• **Passage to read**
_ _ _
# Drum Brake Help



## Falco21 (May 11, 2010)

My Uncle and I are going to continue on the restoration of our 70 Chevelle SS all Matching Numbers. The next step in our process is the drum brake assembly. The only problem is neither of us have assembled drum brakes before. Does anyone know of a good site that explains how exactly to go about doing this? All the articles I have found just show how to replace them, not how to assemble them from scratch. 

Thanx Guys


----------



## Instg8ter (Sep 28, 2010)

Buy this for your application, bolt it onto your axle tubes and get the brake lines while your at it....best place for any brake parts and tubing.....

GM Rear Drum Brakes

1966 Tempest pictures by instg8ter - Photobucket

Brian


----------



## Falco21 (May 11, 2010)

Well we already have the drum brakes and they came un-assembled. We basically need something that can show us how to put them together on the bare axel. We were going to convert it to disc brakes, but the goal is everything is going to be matching numbers.


----------



## 68GTO4004Spd (Jun 19, 2008)

This will get you pretty close, the springs and wire parts may be different but you get the idea. I believe that both shoe springs will attach to that center post up at the top.

Drum brake assembly Photo Gallery by R Slaughter at pbase.com


----------



## pontiac (Mar 6, 2011)

hmm. numbers matching include brake drums and build sheet. Any chilton, motor or factory manual shows drum brake setup in detail.


----------



## likethat (Oct 5, 2007)

Shorter pad toward the front of the car longer to the back.

Look at the material on these pad you will see one has more then the other









Then there are the adjusters they need to roll down looking at them from the brake drum side. So one side has standard thread in the adjuster and the other side has reverse moving threads. 










Check this site out it is very similar to what you will do.

How To Replace GM Truck Rear Brake Shoes, GMC Yukon, Chevy Tahoe, Suburban, C/K Pickup With Rear Drums


----------



## jetstang (Nov 5, 2008)
_ _ _
• **Dataset extract**
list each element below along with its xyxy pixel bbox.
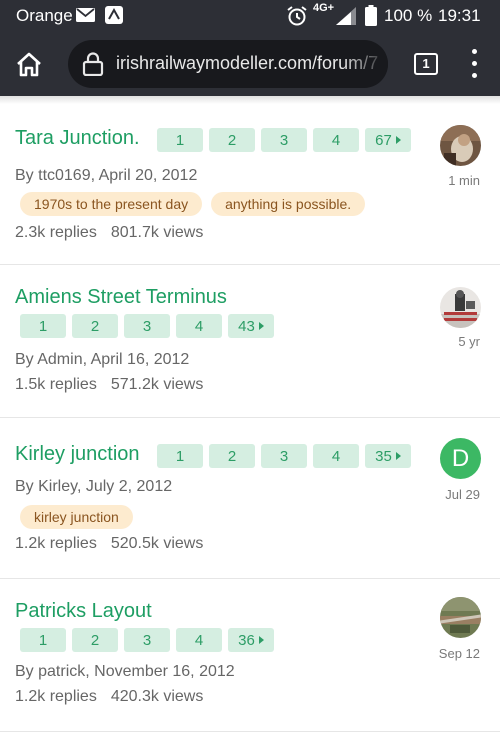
_ _ _
• **Work to do**
Return the stretch of the drum brake thread from "My Uncle and" through "parts and tubing.....", copied word for word.

• **Answer for the task**
My Uncle and I are going to continue on the restoration of our 70 Chevelle SS all Matching Numbers. The next step in our process is the drum brake assembly. The only problem is neither of us have assembled drum brakes before. Does anyone know of a good site that explains how exactly to go about doing this? All the articles I have found just show how to replace them, not how to assemble them from scratch. 

Thanx Guys


----------



## Instg8ter (Sep 28, 2010)

Buy this for your application, bolt it onto your axle tubes and get the brake lines while your at it....best place for any brake parts and tubing.....